Tarefa proposta 1: No texto sobre a série "The L Word", qual é a atriz que Penélope Cruz disse ter sido a pessoa que mais apreciou beijar na tela?
Tarefa proposta 2: Prossiga o texto sobre a série "The L Word" e as declarações de atrizes de Hollywood, a começar logo após a última frase apresentada.

De que falamos quando dizemos "the L word"? 

Peggy Peabody – You’re the lesbian...
Bette Porter – Excuse me?!...
Peggy Peabody – ... the lesbian museum director.
Bette Porter – I'm sorry...
Peggy Peabody – I was a lesbian in 1974.
Bette Porter – Just in 1974?
Peggy Peabody – Well... just in 1974. That was all I needed.
Bette Porter – Well... yoy know... that is what we refer to as an "asbian".

O diálogo transcrito foi extraído do último episódio da série "The L Word" a que assisti (sim, ainda só consegui ter tempo para ver até ao 4.º da primeira temporada...). Este excerto mereceu a minha atenção não só pelo facto de ser deliciosamente bem-humorado ("asbian" no sentido de "as been", got it?), mas principalmente porque mais uma vez me fez pensar num assunto que me vem preocupando há já algum tempo...

Entre as estrelas femininas de Hollywood parece estar em voga fazer declarações sobre experiências com pessoas do mesmo sexo, quer tenham sido já concretizadas (in real life or in the movies), quer façam (ainda) parte do imaginário das actrizes. Depois de Madonna ter assumido publicamente que praticara sexo com mulheres, ficámos a saber numa entrevista dada em 2000 à revista Elle que Angelina Jolie gosta de tudo, desde "boyish girls" até "girlish boys". Mais recentemente foi Penélope Cruz quem disse que a pessoa que ela mais tinha apreciado beijar na tela foi, nem mais nem menos, do que Charlize Theron (as duas actrizes contracenaram no filme "Head In The Clouds", no qual as personagens que representam têm uma relação amorosa).

Esta sequência de acontecimentos quase que nos leva a crer que está na moda as actrizes serem conotadas como homossexuais ou bissexuais no seio da indústria cinematográfica e televisiva (a série "The L Word" terá contribuído para isso?). Mas se é assim nesses meios, já fora deles parece que as coisas continuam igualmente difíceis para as lésbicas...

Confesso que pessoalmente não acho pertinente nem sequer favorável para os LGBT que pessoas famosas afirmem publicamente que tiveram ou gostariam de ter relações ou experiências com pessoas do mesmo sexo. É que se, à primeira vista, este tipo de afirmações poderá (virtualmente) ajudar a desmascarar preconceitos e estereótipos, tem como revés a proliferação de ideias erradas e outros preconceitos igualmente negativos.

Temos assistido a "confissões" de mulheres que gostariam de ter relacionamentos com outras mulheres, mas que não se assumem como lésbicas, nem pouco mais ou menos. Algumas, como é caso de Madonna, chegam mesmo a afirmar que já viveram relações com mulheres, mas que não são homossexuais por causa disso. Trocando por miúdos, já beijaram mulheres, já fizeram amor com mulheres, mas isso não as "transformou" em lésbicas.

Dados de posicionamento dos elementos

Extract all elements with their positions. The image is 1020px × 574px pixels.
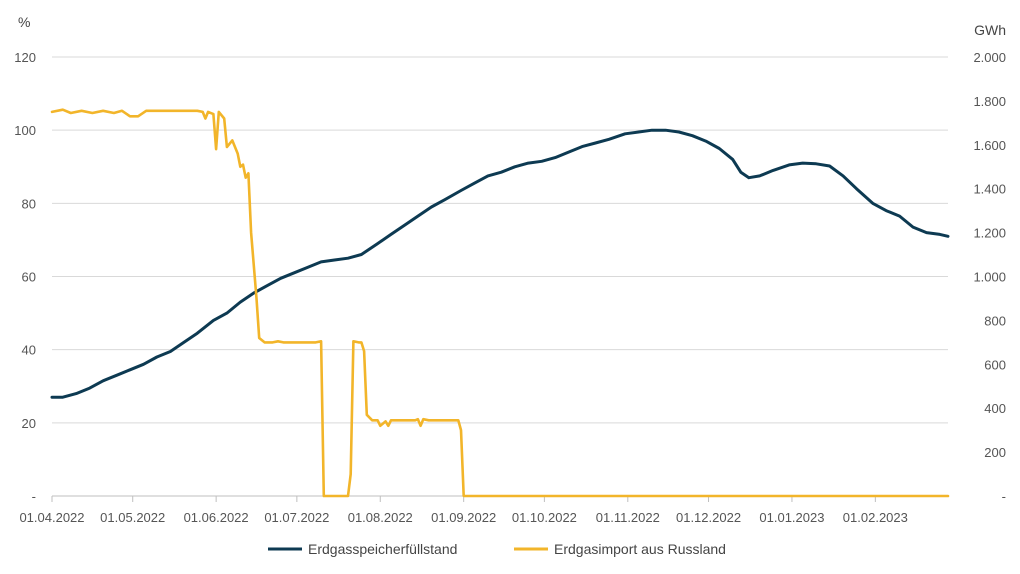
- left-tick-label: 20: [22, 416, 36, 431]
- right-tick-label: 1.600: [973, 138, 1006, 153]
- right-tick-label: 200: [984, 445, 1006, 460]
- left-axis: % 120 100 80 60 40 20 -: [14, 14, 36, 504]
- left-tick-label: 40: [22, 343, 36, 358]
- x-tick-label: 01.05.2022: [100, 510, 165, 525]
- left-axis-unit: %: [18, 14, 30, 30]
- x-tick-label: 01.04.2022: [19, 510, 84, 525]
- gridlines: [52, 56, 948, 424]
- x-axis: 01.04.2022 01.05.2022 01.06.2022 01.07.2022…: [19, 495, 948, 525]
- series-line-import: [50, 108, 950, 498]
- legend-item-import: Erdgasimport aus Russland: [514, 541, 726, 557]
- left-tick-label: 100: [14, 123, 36, 138]
- right-axis-unit: GWh: [974, 22, 1006, 38]
- left-tick-label: 120: [14, 50, 36, 65]
- right-tick-label: 400: [984, 401, 1006, 416]
- x-tick-label: 01.07.2022: [264, 510, 329, 525]
- right-tick-label: 800: [984, 313, 1006, 328]
- left-tick-label: -: [32, 489, 36, 504]
- x-tick-label: 01.12.2022: [676, 510, 741, 525]
- x-tick-label: 01.01.2023: [759, 510, 824, 525]
- x-tick-label: 01.06.2022: [184, 510, 249, 525]
- right-tick-label: 1.200: [973, 226, 1006, 241]
- x-tick-label: 01.02.2023: [843, 510, 908, 525]
- right-tick-label: 2.000: [973, 50, 1006, 65]
- series-line-storage: [50, 128, 950, 399]
- x-tick-label: 01.10.2022: [512, 510, 577, 525]
- legend-label-storage: Erdgasspeicherfüllstand: [308, 541, 457, 557]
- legend-label-import: Erdgasimport aus Russland: [554, 541, 726, 557]
- x-tick-label: 01.08.2022: [348, 510, 413, 525]
- right-tick-label: 1.800: [973, 94, 1006, 109]
- x-tick-label: 01.11.2022: [596, 510, 660, 525]
- series: [50, 108, 950, 498]
- right-tick-label: 1.400: [973, 182, 1006, 197]
- left-tick-label: 60: [22, 270, 36, 285]
- right-tick-label: 1.000: [973, 270, 1006, 285]
- right-axis: GWh 2.000 1.800 1.600 1.400 1.200 1.000 800 600…: [973, 22, 1006, 504]
- left-tick-label: 80: [22, 196, 36, 211]
- legend-item-storage: Erdgasspeicherfüllstand: [268, 541, 457, 557]
- right-tick-label: 600: [984, 357, 1006, 372]
- right-tick-label: -: [1002, 489, 1006, 504]
- x-tick-label: 01.09.2022: [431, 510, 496, 525]
- legend: Erdgasspeicherfüllstand Erdgasimport aus…: [268, 541, 726, 557]
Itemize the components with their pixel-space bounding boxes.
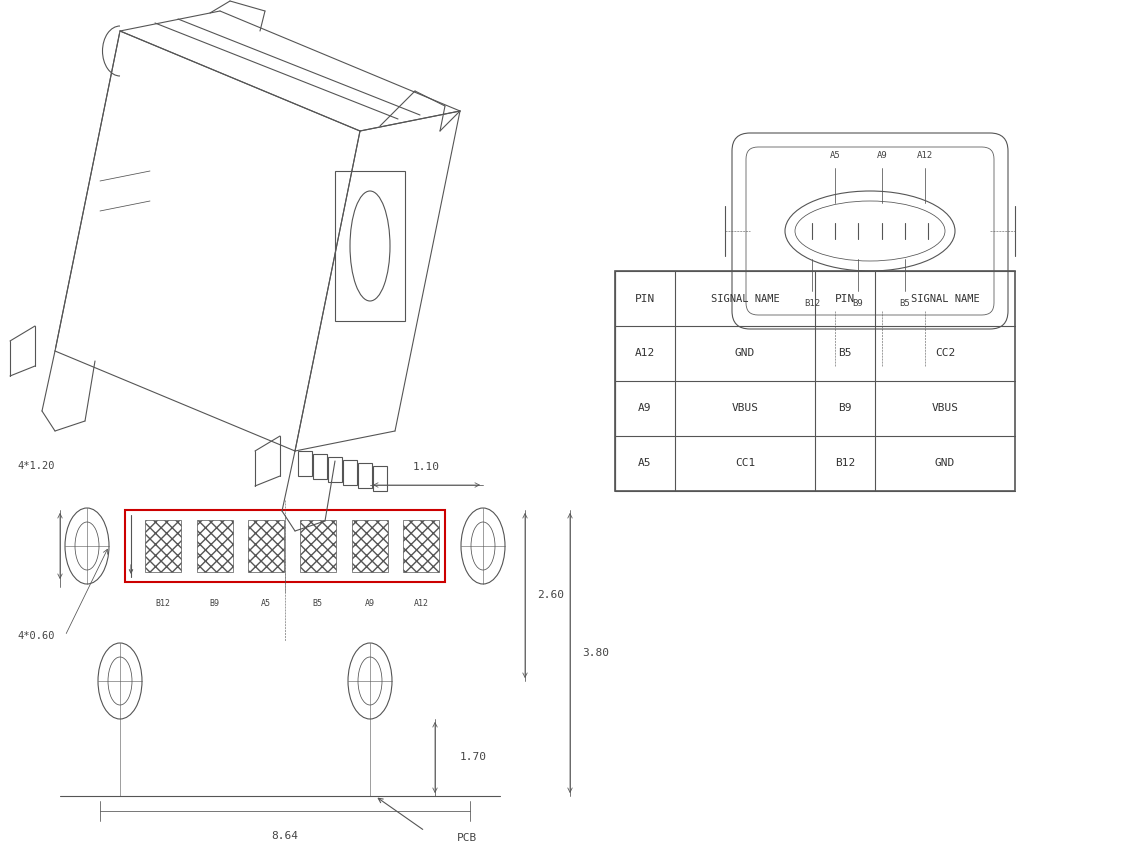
Text: B5: B5 bbox=[900, 299, 910, 307]
Text: VBUS: VBUS bbox=[932, 404, 959, 413]
Text: A5: A5 bbox=[829, 152, 841, 160]
Text: 2.60: 2.60 bbox=[536, 591, 564, 600]
Text: A12: A12 bbox=[413, 599, 428, 609]
FancyBboxPatch shape bbox=[732, 133, 1008, 329]
Bar bbox=[125, 510, 445, 582]
Text: GND: GND bbox=[935, 459, 956, 468]
Ellipse shape bbox=[472, 522, 495, 570]
Text: 4*1.20: 4*1.20 bbox=[17, 461, 55, 471]
Text: A5: A5 bbox=[638, 459, 652, 468]
Text: B5: B5 bbox=[313, 599, 322, 609]
Text: 8.64: 8.64 bbox=[271, 831, 298, 841]
Ellipse shape bbox=[98, 643, 142, 719]
Ellipse shape bbox=[349, 643, 392, 719]
Text: 3.80: 3.80 bbox=[582, 648, 609, 658]
Bar bbox=[403, 520, 440, 572]
Text: 1.10: 1.10 bbox=[413, 462, 440, 472]
Bar bbox=[197, 520, 232, 572]
Bar bbox=[372, 466, 387, 491]
Ellipse shape bbox=[785, 191, 954, 271]
Text: B5: B5 bbox=[838, 349, 852, 358]
Text: VBUS: VBUS bbox=[731, 404, 759, 413]
Text: B12: B12 bbox=[835, 459, 855, 468]
Text: 4*0.60: 4*0.60 bbox=[17, 631, 55, 641]
Ellipse shape bbox=[795, 201, 945, 261]
Text: CC2: CC2 bbox=[935, 349, 956, 358]
Text: B9: B9 bbox=[838, 404, 852, 413]
Ellipse shape bbox=[358, 657, 382, 705]
Ellipse shape bbox=[350, 191, 390, 301]
Text: A9: A9 bbox=[638, 404, 652, 413]
Bar bbox=[313, 454, 327, 479]
Text: CC1: CC1 bbox=[735, 459, 755, 468]
Text: PCB: PCB bbox=[457, 833, 477, 843]
Text: B9: B9 bbox=[853, 299, 863, 307]
Text: B12: B12 bbox=[155, 599, 171, 609]
Text: A12: A12 bbox=[917, 152, 933, 160]
Bar bbox=[335, 171, 405, 321]
Bar bbox=[328, 457, 342, 482]
Bar bbox=[352, 520, 387, 572]
Ellipse shape bbox=[65, 508, 109, 584]
Text: B12: B12 bbox=[804, 299, 820, 307]
Text: SIGNAL NAME: SIGNAL NAME bbox=[711, 294, 779, 303]
Text: A9: A9 bbox=[877, 152, 887, 160]
Ellipse shape bbox=[461, 508, 505, 584]
Bar bbox=[343, 460, 357, 485]
Text: 1.70: 1.70 bbox=[460, 753, 487, 763]
Bar bbox=[248, 520, 284, 572]
FancyBboxPatch shape bbox=[746, 147, 994, 315]
Bar bbox=[298, 451, 312, 476]
Text: A9: A9 bbox=[364, 599, 375, 609]
Bar bbox=[145, 520, 181, 572]
Text: SIGNAL NAME: SIGNAL NAME bbox=[910, 294, 980, 303]
Bar bbox=[615, 271, 1015, 491]
Bar bbox=[358, 463, 372, 488]
Bar bbox=[300, 520, 336, 572]
Text: PIN: PIN bbox=[634, 294, 655, 303]
Text: A5: A5 bbox=[261, 599, 271, 609]
Ellipse shape bbox=[108, 657, 132, 705]
Ellipse shape bbox=[75, 522, 99, 570]
Text: PIN: PIN bbox=[835, 294, 855, 303]
Text: B9: B9 bbox=[210, 599, 220, 609]
Text: GND: GND bbox=[735, 349, 755, 358]
Text: A12: A12 bbox=[634, 349, 655, 358]
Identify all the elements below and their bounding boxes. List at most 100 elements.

Resposta do exercício 1: Charlize Theron.

Resposta do exercício 2:
O busílis da questão está aqui. É que, sem que se dê por isso, este tipo de afirmações acaba por criar no íntimo das pessoas um outro estereótipo: o de que uma mulher atraente que se comporta como uma lésbica (em moldes muito básicos, que beija ou que tem relacionamentos com outras mulheres) é muito "cool", muito modernaça, muito divertida... e nada mais do que isso. No fundo, o reverso da medalha acaba por ser a banalização dos relacionamentos lésbicos e a ideia de que, se encarados da perspectiva desejável (ou seja, aquela que os vê como meras experiências inconsequentes), eles poderão ser publicitados, com vantagens para a imagem de quem os viveu, que passam a ser vistas como pessoas, digamos, modernaças e despreconceituosas, "open minded"... mas sempre mantendo a lucidez, que é como quem diz, a heterossexualidade.

Ou seja, a somar à imagem repugnante, mas, infelizmente, recorrente da fantasia masculina das duas mulheres que se beijam e se tocam para deleitar o macho, mas que no fundo não conseguem ter prazer sem um pénis, agora temos a da mulher heterossexual que experimenta uma relação com outra mulher para demonstrar a si própria (e aos outros, se isso for usado como meio de promoção) que pode envolver-se com mulheres sem passar a ser lésbica.

E se é verdade que há mulheres famosas que admitiram já ter tido experiências homossexuais que assumem a sua bissexualidade com naturalidade (como Angelina Jolie ou Chloë Sevigny, por exemplo), outras há que fazem questão de reafirmar a sua heterossexualidade (como Madonna).

Pensar sobre isto deixou-me perante uma questão: será que estas mulheres (refiro-me às reafirmam depois a sua heterossexualidade) viveram, de facto, relações lésbicas? Ou terão vivido apenas relações de carácter sexual com pessoas do mesmo sexo?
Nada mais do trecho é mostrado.